= Data for analysis =
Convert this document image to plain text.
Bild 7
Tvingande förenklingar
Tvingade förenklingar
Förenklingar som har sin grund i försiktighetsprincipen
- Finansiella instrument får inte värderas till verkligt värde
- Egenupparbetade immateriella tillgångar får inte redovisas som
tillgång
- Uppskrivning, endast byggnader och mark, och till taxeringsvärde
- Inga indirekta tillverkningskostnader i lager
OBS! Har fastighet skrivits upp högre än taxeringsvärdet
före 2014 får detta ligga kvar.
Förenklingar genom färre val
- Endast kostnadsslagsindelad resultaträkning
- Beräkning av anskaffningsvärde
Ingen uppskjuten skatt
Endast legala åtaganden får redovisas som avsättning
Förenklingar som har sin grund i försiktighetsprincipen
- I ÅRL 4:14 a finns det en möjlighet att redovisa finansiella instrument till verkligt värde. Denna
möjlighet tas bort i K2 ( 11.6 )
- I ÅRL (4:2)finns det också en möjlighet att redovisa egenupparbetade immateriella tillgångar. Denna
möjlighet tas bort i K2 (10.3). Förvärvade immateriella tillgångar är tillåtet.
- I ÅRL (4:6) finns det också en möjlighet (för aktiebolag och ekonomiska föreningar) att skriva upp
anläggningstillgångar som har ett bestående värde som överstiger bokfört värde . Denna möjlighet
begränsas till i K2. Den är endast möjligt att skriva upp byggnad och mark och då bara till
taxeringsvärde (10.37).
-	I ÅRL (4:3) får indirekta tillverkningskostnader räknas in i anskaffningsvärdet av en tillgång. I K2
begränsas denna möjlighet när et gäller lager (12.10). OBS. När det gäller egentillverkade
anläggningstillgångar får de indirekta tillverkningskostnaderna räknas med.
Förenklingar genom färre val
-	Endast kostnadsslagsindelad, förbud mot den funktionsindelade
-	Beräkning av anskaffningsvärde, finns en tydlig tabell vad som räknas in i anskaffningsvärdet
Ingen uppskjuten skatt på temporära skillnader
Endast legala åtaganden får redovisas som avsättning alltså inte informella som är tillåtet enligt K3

= Task details =
Copy all the records above exactly, missing none.

= Answer =
Convert this document image to plain text.
Bild 7
Tvingande förenklingar
Tvingade förenklingar
Förenklingar som har sin grund i försiktighetsprincipen
- Finansiella instrument får inte värderas till verkligt värde
- Egenupparbetade immateriella tillgångar får inte redovisas som
tillgång
- Uppskrivning, endast byggnader och mark, och till taxeringsvärde
- Inga indirekta tillverkningskostnader i lager
OBS! Har fastighet skrivits upp högre än taxeringsvärdet
före 2014 får detta ligga kvar.
Förenklingar genom färre val
- Endast kostnadsslagsindelad resultaträkning
- Beräkning av anskaffningsvärde
Ingen uppskjuten skatt
Endast legala åtaganden får redovisas som avsättning
Förenklingar som har sin grund i försiktighetsprincipen
- I ÅRL 4:14 a finns det en möjlighet att redovisa finansiella instrument till verkligt värde. Denna
möjlighet tas bort i K2 ( 11.6 )
- I ÅRL (4:2)finns det också en möjlighet att redovisa egenupparbetade immateriella tillgångar. Denna
möjlighet tas bort i K2 (10.3). Förvärvade immateriella tillgångar är tillåtet.
- I ÅRL (4:6) finns det också en möjlighet (för aktiebolag och ekonomiska föreningar) att skriva upp
anläggningstillgångar som har ett bestående värde som överstiger bokfört värde . Denna möjlighet
begränsas till i K2. Den är endast möjligt att skriva upp byggnad och mark och då bara till
taxeringsvärde (10.37).
-	I ÅRL (4:3) får indirekta tillverkningskostnader räknas in i anskaffningsvärdet av en tillgång. I K2
begränsas denna möjlighet när et gäller lager (12.10). OBS. När det gäller egentillverkade
anläggningstillgångar får de indirekta tillverkningskostnaderna räknas med.
Förenklingar genom färre val
-	Endast kostnadsslagsindelad, förbud mot den funktionsindelade
-	Beräkning av anskaffningsvärde, finns en tydlig tabell vad som räknas in i anskaffningsvärdet
Ingen uppskjuten skatt på temporära skillnader
Endast legala åtaganden får redovisas som avsättning alltså inte informella som är tillåtet enligt K3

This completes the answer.